▶ _Data shown_:
┌────────
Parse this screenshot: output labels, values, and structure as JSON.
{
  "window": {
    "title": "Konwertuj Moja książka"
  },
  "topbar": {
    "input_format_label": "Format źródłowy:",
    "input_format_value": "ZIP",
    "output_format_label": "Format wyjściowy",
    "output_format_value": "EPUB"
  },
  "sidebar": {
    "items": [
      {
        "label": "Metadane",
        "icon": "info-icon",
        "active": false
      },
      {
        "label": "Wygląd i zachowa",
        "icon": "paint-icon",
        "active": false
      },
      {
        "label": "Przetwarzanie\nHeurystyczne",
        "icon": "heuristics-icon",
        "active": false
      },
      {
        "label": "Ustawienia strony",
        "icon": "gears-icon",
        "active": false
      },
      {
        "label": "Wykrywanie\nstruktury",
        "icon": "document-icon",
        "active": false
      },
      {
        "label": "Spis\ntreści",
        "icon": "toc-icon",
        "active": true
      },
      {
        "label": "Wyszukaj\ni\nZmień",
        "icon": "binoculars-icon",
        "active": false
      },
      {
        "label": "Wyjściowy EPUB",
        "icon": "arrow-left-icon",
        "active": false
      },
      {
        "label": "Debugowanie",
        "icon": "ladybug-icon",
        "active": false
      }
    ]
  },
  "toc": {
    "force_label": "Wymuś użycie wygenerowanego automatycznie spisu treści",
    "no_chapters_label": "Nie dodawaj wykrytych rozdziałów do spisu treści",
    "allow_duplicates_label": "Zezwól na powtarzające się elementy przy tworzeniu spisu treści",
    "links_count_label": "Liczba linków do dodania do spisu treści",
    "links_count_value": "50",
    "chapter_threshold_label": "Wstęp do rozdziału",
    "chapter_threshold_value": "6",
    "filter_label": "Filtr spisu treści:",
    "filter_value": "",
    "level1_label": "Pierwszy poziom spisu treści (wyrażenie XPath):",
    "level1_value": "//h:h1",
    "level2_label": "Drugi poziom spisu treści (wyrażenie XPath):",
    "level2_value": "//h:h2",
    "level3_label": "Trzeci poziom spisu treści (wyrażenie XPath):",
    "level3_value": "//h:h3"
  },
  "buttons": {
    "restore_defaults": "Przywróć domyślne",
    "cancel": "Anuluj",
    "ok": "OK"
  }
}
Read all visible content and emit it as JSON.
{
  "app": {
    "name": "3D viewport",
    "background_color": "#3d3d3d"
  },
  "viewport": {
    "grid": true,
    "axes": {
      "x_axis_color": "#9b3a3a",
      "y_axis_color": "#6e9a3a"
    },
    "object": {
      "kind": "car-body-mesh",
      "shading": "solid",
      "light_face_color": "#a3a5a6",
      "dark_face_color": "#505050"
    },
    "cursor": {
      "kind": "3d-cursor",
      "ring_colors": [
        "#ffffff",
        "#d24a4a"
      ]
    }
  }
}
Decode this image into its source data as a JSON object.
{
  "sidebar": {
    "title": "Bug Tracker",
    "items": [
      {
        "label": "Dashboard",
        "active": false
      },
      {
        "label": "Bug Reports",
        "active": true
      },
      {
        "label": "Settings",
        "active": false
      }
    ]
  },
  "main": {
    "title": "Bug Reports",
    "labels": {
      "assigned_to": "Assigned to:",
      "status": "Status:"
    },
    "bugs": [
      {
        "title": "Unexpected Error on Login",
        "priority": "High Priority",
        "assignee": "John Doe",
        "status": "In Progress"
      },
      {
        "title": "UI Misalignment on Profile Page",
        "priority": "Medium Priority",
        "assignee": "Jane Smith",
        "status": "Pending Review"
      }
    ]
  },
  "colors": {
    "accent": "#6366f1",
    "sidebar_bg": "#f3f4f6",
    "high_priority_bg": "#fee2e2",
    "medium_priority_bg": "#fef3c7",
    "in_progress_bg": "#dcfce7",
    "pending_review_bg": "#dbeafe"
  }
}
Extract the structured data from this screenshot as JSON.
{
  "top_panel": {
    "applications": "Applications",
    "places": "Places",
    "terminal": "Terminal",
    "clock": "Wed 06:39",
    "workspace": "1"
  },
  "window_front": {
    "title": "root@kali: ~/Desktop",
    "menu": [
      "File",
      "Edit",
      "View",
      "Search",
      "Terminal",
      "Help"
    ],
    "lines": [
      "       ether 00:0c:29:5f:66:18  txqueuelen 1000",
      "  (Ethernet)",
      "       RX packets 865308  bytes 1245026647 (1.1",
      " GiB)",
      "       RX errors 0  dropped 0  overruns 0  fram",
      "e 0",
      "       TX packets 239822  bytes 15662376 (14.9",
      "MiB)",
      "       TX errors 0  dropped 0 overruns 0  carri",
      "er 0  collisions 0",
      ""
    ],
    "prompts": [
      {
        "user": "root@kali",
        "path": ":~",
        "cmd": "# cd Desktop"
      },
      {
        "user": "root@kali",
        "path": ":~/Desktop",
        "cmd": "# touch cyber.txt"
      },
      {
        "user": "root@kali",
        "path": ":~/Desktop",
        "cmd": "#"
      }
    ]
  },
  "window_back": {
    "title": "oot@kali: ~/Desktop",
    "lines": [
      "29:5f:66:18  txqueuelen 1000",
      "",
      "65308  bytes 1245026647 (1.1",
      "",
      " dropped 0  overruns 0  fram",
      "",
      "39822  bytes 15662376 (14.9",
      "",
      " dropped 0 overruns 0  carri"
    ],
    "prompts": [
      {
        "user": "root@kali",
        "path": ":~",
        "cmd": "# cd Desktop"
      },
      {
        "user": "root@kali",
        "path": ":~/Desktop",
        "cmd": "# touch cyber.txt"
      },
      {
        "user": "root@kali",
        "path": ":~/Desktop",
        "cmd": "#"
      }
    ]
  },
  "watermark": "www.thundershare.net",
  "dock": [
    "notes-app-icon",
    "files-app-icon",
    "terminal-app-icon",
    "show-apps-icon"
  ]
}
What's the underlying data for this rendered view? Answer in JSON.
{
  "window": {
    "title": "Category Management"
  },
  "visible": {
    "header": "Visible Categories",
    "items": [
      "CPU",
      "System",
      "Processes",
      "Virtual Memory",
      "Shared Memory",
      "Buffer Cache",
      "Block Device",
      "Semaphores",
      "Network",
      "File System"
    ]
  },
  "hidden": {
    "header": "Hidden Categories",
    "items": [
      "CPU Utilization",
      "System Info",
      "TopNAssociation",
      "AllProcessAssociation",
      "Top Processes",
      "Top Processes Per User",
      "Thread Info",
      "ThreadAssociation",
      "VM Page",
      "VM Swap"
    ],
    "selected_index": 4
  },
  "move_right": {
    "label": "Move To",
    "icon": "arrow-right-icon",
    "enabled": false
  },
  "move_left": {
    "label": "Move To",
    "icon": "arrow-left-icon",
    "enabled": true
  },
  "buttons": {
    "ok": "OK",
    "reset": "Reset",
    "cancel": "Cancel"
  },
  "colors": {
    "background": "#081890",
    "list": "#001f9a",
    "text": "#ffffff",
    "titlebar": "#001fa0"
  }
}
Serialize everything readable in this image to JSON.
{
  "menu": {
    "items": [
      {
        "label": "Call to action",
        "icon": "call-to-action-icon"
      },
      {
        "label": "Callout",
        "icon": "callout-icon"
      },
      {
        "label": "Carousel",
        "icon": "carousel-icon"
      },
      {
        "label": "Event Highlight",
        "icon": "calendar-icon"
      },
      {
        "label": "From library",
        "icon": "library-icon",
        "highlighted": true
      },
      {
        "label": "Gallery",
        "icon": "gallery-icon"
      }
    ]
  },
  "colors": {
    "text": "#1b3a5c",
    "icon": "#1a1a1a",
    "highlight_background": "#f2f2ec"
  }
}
└────────
▶ _Problem details_: Repeat the material from above exactly, word for word.

▶ _Correct output_:
Parse this screenshot: output labels, values, and structure as JSON.
{
  "window": {
    "title": "Konwertuj Moja książka"
  },
  "topbar": {
    "input_format_label": "Format źródłowy:",
    "input_format_value": "ZIP",
    "output_format_label": "Format wyjściowy",
    "output_format_value": "EPUB"
  },
  "sidebar": {
    "items": [
      {
        "label": "Metadane",
        "icon": "info-icon",
        "active": false
      },
      {
        "label": "Wygląd i zachowa",
        "icon": "paint-icon",
        "active": false
      },
      {
        "label": "Przetwarzanie\nHeurystyczne",
        "icon": "heuristics-icon",
        "active": false
      },
      {
        "label": "Ustawienia strony",
        "icon": "gears-icon",
        "active": false
      },
      {
        "label": "Wykrywanie\nstruktury",
        "icon": "document-icon",
        "active": false
      },
      {
        "label": "Spis\ntreści",
        "icon": "toc-icon",
        "active": true
      },
      {
        "label": "Wyszukaj\ni\nZmień",
        "icon": "binoculars-icon",
        "active": false
      },
      {
        "label": "Wyjściowy EPUB",
        "icon": "arrow-left-icon",
        "active": false
      },
      {
        "label": "Debugowanie",
        "icon": "ladybug-icon",
        "active": false
      }
    ]
  },
  "toc": {
    "force_label": "Wymuś użycie wygenerowanego automatycznie spisu treści",
    "no_chapters_label": "Nie dodawaj wykrytych rozdziałów do spisu treści",
    "allow_duplicates_label": "Zezwól na powtarzające się elementy przy tworzeniu spisu treści",
    "links_count_label": "Liczba linków do dodania do spisu treści",
    "links_count_value": "50",
    "chapter_threshold_label": "Wstęp do rozdziału",
    "chapter_threshold_value": "6",
    "filter_label": "Filtr spisu treści:",
    "filter_value": "",
    "level1_label": "Pierwszy poziom spisu treści (wyrażenie XPath):",
    "level1_value": "//h:h1",
    "level2_label": "Drugi poziom spisu treści (wyrażenie XPath):",
    "level2_value": "//h:h2",
    "level3_label": "Trzeci poziom spisu treści (wyrażenie XPath):",
    "level3_value": "//h:h3"
  },
  "buttons": {
    "restore_defaults": "Przywróć domyślne",
    "cancel": "Anuluj",
    "ok": "OK"
  }
}
Read all visible content and emit it as JSON.
{
  "app": {
    "name": "3D viewport",
    "background_color": "#3d3d3d"
  },
  "viewport": {
    "grid": true,
    "axes": {
      "x_axis_color": "#9b3a3a",
      "y_axis_color": "#6e9a3a"
    },
    "object": {
      "kind": "car-body-mesh",
      "shading": "solid",
      "light_face_color": "#a3a5a6",
      "dark_face_color": "#505050"
    },
    "cursor": {
      "kind": "3d-cursor",
      "ring_colors": [
        "#ffffff",
        "#d24a4a"
      ]
    }
  }
}
Decode this image into its source data as a JSON object.
{
  "sidebar": {
    "title": "Bug Tracker",
    "items": [
      {
        "label": "Dashboard",
        "active": false
      },
      {
        "label": "Bug Reports",
        "active": true
      },
      {
        "label": "Settings",
        "active": false
      }
    ]
  },
  "main": {
    "title": "Bug Reports",
    "labels": {
      "assigned_to": "Assigned to:",
      "status": "Status:"
    },
    "bugs": [
      {
        "title": "Unexpected Error on Login",
        "priority": "High Priority",
        "assignee": "John Doe",
        "status": "In Progress"
      },
      {
        "title": "UI Misalignment on Profile Page",
        "priority": "Medium Priority",
        "assignee": "Jane Smith",
        "status": "Pending Review"
      }
    ]
  },
  "colors": {
    "accent": "#6366f1",
    "sidebar_bg": "#f3f4f6",
    "high_priority_bg": "#fee2e2",
    "medium_priority_bg": "#fef3c7",
    "in_progress_bg": "#dcfce7",
    "pending_review_bg": "#dbeafe"
  }
}
Extract the structured data from this screenshot as JSON.
{
  "top_panel": {
    "applications": "Applications",
    "places": "Places",
    "terminal": "Terminal",
    "clock": "Wed 06:39",
    "workspace": "1"
  },
  "window_front": {
    "title": "root@kali: ~/Desktop",
    "menu": [
      "File",
      "Edit",
      "View",
      "Search",
      "Terminal",
      "Help"
    ],
    "lines": [
      "       ether 00:0c:29:5f:66:18  txqueuelen 1000",
      "  (Ethernet)",
      "       RX packets 865308  bytes 1245026647 (1.1",
      " GiB)",
      "       RX errors 0  dropped 0  overruns 0  fram",
      "e 0",
      "       TX packets 239822  bytes 15662376 (14.9",
      "MiB)",
      "       TX errors 0  dropped 0 overruns 0  carri",
      "er 0  collisions 0",
      ""
    ],
    "prompts": [
      {
        "user": "root@kali",
        "path": ":~",
        "cmd": "# cd Desktop"
      },
      {
        "user": "root@kali",
        "path": ":~/Desktop",
        "cmd": "# touch cyber.txt"
      },
      {
        "user": "root@kali",
        "path": ":~/Desktop",
        "cmd": "#"
      }
    ]
  },
  "window_back": {
    "title": "oot@kali: ~/Desktop",
    "lines": [
      "29:5f:66:18  txqueuelen 1000",
      "",
      "65308  bytes 1245026647 (1.1",
      "",
      " dropped 0  overruns 0  fram",
      "",
      "39822  bytes 15662376 (14.9",
      "",
      " dropped 0 overruns 0  carri"
    ],
    "prompts": [
      {
        "user": "root@kali",
        "path": ":~",
        "cmd": "# cd Desktop"
      },
      {
        "user": "root@kali",
        "path": ":~/Desktop",
        "cmd": "# touch cyber.txt"
      },
      {
        "user": "root@kali",
        "path": ":~/Desktop",
        "cmd": "#"
      }
    ]
  },
  "watermark": "www.thundershare.net",
  "dock": [
    "notes-app-icon",
    "files-app-icon",
    "terminal-app-icon",
    "show-apps-icon"
  ]
}
What's the underlying data for this rendered view? Answer in JSON.
{
  "window": {
    "title": "Category Management"
  },
  "visible": {
    "header": "Visible Categories",
    "items": [
      "CPU",
      "System",
      "Processes",
      "Virtual Memory",
      "Shared Memory",
      "Buffer Cache",
      "Block Device",
      "Semaphores",
      "Network",
      "File System"
    ]
  },
  "hidden": {
    "header": "Hidden Categories",
    "items": [
      "CPU Utilization",
      "System Info",
      "TopNAssociation",
      "AllProcessAssociation",
      "Top Processes",
      "Top Processes Per User",
      "Thread Info",
      "ThreadAssociation",
      "VM Page",
      "VM Swap"
    ],
    "selected_index": 4
  },
  "move_right": {
    "label": "Move To",
    "icon": "arrow-right-icon",
    "enabled": false
  },
  "move_left": {
    "label": "Move To",
    "icon": "arrow-left-icon",
    "enabled": true
  },
  "buttons": {
    "ok": "OK",
    "reset": "Reset",
    "cancel": "Cancel"
  },
  "colors": {
    "background": "#081890",
    "list": "#001f9a",
    "text": "#ffffff",
    "titlebar": "#001fa0"
  }
}
Serialize everything readable in this image to JSON.
{
  "menu": {
    "items": [
      {
        "label": "Call to action",
        "icon": "call-to-action-icon"
      },
      {
        "label": "Callout",
        "icon": "callout-icon"
      },
      {
        "label": "Carousel",
        "icon": "carousel-icon"
      },
      {
        "label": "Event Highlight",
        "icon": "calendar-icon"
      },
      {
        "label": "From library",
        "icon": "library-icon",
        "highlighted": true
      },
      {
        "label": "Gallery",
        "icon": "gallery-icon"
      }
    ]
  },
  "colors": {
    "text": "#1b3a5c",
    "icon": "#1a1a1a",
    "highlight_background": "#f2f2ec"
  }
}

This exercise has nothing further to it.